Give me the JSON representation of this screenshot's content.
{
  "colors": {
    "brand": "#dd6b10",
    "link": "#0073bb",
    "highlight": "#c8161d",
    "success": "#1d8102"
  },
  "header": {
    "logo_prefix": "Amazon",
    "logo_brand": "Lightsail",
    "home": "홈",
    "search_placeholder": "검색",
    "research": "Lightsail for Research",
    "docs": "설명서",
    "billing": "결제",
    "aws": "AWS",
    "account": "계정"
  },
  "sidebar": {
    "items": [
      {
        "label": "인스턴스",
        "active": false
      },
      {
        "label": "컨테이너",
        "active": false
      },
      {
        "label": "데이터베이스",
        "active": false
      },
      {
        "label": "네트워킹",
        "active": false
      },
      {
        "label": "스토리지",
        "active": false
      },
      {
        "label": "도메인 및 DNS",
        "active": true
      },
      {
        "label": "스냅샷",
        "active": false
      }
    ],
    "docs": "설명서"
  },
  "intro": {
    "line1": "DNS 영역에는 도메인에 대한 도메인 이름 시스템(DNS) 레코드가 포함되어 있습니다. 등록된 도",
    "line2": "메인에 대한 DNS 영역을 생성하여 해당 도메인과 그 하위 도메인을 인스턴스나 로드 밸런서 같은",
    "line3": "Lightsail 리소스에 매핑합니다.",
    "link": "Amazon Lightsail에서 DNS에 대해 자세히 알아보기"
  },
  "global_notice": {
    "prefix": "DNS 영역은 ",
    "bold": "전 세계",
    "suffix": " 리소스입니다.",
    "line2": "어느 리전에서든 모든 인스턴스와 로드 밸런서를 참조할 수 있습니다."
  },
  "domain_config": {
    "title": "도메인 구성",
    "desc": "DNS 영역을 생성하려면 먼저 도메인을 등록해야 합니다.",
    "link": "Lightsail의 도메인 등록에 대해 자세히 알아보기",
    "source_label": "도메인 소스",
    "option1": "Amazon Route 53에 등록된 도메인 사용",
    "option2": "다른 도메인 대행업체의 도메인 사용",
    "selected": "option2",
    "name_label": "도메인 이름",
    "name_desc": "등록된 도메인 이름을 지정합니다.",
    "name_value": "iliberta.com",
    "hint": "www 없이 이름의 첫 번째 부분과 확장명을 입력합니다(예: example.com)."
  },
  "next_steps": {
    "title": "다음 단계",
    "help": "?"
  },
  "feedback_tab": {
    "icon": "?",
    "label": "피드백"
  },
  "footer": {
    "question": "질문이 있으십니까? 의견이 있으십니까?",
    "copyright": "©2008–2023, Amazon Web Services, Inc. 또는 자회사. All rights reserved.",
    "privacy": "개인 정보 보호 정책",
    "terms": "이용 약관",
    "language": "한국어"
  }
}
§ §
What you should do:
Select every line in the material above where the string "있습니다" occurs, and copy it.

Correct output:
    "line1": "DNS 영역에는 도메인에 대한 도메인 이름 시스템(DNS) 레코드가 포함되어 있습니다. 등록된 도",
    "line2": "어느 리전에서든 모든 인스턴스와 로드 밸런서를 참조할 수 있습니다."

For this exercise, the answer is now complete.